Objective :: Copy all lines below containing "thương".

— BEGIN Entries shown —

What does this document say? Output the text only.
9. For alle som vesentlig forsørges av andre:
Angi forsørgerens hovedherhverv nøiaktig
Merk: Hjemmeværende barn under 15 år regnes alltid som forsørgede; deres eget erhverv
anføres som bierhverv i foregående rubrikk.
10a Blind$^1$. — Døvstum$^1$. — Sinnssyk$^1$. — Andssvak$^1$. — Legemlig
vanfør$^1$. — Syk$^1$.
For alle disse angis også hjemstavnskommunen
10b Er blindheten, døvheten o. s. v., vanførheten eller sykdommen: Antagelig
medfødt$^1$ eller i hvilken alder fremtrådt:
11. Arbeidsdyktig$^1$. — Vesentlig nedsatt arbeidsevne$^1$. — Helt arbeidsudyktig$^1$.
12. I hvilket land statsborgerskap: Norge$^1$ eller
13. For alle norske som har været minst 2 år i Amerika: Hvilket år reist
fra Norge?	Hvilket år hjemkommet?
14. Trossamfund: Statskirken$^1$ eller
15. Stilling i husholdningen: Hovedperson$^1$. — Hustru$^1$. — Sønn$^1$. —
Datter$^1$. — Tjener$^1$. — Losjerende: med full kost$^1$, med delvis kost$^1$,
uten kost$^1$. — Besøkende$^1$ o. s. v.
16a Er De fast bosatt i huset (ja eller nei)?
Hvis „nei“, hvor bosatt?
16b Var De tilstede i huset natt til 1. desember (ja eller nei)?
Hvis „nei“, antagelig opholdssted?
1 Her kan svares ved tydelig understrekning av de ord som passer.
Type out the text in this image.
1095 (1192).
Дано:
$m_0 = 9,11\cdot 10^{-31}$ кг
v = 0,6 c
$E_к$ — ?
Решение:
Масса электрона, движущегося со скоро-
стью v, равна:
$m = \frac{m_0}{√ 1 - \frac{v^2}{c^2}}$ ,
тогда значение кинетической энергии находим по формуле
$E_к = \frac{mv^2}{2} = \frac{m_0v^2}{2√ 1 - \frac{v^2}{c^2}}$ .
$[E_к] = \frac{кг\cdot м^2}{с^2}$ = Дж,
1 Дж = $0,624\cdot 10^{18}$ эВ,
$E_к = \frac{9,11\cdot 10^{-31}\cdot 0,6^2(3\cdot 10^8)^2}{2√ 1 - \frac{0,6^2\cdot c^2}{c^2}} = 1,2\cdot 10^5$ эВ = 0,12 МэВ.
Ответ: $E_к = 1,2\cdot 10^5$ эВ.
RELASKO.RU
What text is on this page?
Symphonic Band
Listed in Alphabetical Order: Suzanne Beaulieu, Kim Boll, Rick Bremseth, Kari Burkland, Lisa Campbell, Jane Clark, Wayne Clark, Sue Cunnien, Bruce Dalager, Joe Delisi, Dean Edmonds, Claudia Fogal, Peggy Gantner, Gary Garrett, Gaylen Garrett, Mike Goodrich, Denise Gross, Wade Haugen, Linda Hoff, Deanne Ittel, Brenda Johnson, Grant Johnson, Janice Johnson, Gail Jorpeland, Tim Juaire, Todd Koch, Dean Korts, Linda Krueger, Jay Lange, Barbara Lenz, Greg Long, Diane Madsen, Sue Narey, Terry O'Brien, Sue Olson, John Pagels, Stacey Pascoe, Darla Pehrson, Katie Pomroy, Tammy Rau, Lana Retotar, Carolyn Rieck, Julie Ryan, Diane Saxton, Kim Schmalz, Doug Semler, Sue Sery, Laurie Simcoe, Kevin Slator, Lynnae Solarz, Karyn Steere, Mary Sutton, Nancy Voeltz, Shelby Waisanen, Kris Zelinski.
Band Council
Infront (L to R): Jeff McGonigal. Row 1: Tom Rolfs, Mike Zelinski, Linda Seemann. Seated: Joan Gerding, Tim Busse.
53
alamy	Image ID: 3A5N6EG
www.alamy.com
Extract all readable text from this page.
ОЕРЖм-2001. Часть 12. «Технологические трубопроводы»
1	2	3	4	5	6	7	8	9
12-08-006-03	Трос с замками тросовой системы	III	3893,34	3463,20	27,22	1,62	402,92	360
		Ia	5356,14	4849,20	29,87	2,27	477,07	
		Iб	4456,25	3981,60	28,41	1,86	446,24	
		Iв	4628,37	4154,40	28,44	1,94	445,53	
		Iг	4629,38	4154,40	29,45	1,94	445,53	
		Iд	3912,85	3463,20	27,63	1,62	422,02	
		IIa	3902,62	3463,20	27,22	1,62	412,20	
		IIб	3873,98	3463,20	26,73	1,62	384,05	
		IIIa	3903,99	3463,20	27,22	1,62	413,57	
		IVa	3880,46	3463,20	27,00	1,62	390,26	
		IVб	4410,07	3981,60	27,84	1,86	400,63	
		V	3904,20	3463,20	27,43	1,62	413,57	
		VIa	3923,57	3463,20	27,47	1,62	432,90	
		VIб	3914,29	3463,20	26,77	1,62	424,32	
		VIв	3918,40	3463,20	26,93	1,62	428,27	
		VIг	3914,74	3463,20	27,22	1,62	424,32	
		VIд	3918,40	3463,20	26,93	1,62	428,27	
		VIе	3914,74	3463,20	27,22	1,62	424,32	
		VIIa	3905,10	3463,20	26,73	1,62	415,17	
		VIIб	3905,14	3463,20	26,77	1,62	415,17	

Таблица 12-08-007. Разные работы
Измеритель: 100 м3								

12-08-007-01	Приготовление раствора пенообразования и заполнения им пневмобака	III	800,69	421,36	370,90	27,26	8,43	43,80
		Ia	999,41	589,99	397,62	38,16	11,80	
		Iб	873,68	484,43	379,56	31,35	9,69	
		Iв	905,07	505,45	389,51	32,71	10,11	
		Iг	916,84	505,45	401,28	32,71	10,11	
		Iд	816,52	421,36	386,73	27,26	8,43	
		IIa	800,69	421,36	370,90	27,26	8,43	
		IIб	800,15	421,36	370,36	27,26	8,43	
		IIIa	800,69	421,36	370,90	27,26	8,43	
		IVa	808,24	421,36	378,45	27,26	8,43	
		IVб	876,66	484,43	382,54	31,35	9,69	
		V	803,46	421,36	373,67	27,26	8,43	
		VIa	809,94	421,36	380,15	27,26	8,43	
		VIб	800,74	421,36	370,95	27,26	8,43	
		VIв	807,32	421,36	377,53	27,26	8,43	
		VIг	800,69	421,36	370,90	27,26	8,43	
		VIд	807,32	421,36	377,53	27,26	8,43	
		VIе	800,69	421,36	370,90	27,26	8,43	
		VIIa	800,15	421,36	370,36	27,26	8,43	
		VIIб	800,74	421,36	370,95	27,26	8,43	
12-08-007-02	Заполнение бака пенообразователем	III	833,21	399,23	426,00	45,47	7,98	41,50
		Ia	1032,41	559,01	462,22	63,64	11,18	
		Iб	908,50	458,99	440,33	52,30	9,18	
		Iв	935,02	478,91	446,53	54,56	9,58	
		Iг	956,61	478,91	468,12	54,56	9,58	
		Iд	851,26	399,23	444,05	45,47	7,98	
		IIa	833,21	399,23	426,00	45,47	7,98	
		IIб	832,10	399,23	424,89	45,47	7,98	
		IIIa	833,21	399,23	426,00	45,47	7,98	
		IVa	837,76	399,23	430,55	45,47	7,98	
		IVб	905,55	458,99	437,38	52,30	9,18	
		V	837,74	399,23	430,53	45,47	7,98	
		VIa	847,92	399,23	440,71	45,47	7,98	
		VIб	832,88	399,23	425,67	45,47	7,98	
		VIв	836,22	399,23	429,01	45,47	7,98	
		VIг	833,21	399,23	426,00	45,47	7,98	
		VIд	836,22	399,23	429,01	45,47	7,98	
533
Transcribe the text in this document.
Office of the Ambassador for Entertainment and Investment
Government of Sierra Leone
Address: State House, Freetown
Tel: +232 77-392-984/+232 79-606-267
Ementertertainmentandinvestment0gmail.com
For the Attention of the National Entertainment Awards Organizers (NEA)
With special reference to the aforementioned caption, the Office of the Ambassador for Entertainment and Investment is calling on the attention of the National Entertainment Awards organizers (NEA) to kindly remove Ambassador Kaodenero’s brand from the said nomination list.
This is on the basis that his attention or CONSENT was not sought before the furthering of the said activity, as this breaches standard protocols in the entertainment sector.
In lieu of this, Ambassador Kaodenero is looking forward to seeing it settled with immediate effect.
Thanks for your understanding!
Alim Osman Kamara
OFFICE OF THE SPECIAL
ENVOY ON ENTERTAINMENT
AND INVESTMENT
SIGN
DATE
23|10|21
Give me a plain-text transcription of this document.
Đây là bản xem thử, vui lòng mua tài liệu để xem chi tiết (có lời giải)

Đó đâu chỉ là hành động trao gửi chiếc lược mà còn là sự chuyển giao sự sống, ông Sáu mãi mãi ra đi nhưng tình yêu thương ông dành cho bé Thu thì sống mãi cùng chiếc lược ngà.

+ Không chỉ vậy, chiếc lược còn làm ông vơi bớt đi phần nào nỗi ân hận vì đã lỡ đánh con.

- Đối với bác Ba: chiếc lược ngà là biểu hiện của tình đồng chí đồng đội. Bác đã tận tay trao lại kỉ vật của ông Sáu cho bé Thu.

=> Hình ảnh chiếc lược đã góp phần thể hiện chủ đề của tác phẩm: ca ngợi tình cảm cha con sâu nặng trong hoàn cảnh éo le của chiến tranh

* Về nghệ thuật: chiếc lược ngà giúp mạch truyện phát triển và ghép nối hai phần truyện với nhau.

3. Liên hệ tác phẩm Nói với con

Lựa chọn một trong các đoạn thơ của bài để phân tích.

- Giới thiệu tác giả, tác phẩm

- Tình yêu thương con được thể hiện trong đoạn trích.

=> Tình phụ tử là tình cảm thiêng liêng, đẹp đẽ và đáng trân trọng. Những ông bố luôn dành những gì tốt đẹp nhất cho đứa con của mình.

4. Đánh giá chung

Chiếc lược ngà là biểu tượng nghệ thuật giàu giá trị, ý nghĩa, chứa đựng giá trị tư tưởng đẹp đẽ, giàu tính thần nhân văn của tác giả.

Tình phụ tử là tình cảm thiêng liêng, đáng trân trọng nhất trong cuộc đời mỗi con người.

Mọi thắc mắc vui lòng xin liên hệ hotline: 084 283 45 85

— END Entries shown —

The answer ::
Đó đâu chỉ là hành động trao gửi chiếc lược mà còn là sự chuyển giao sự sống, ông Sáu mãi mãi ra đi nhưng tình yêu thương ông dành cho bé Thu thì sống mãi cùng chiếc lược ngà.
- Tình yêu thương con được thể hiện trong đoạn trích.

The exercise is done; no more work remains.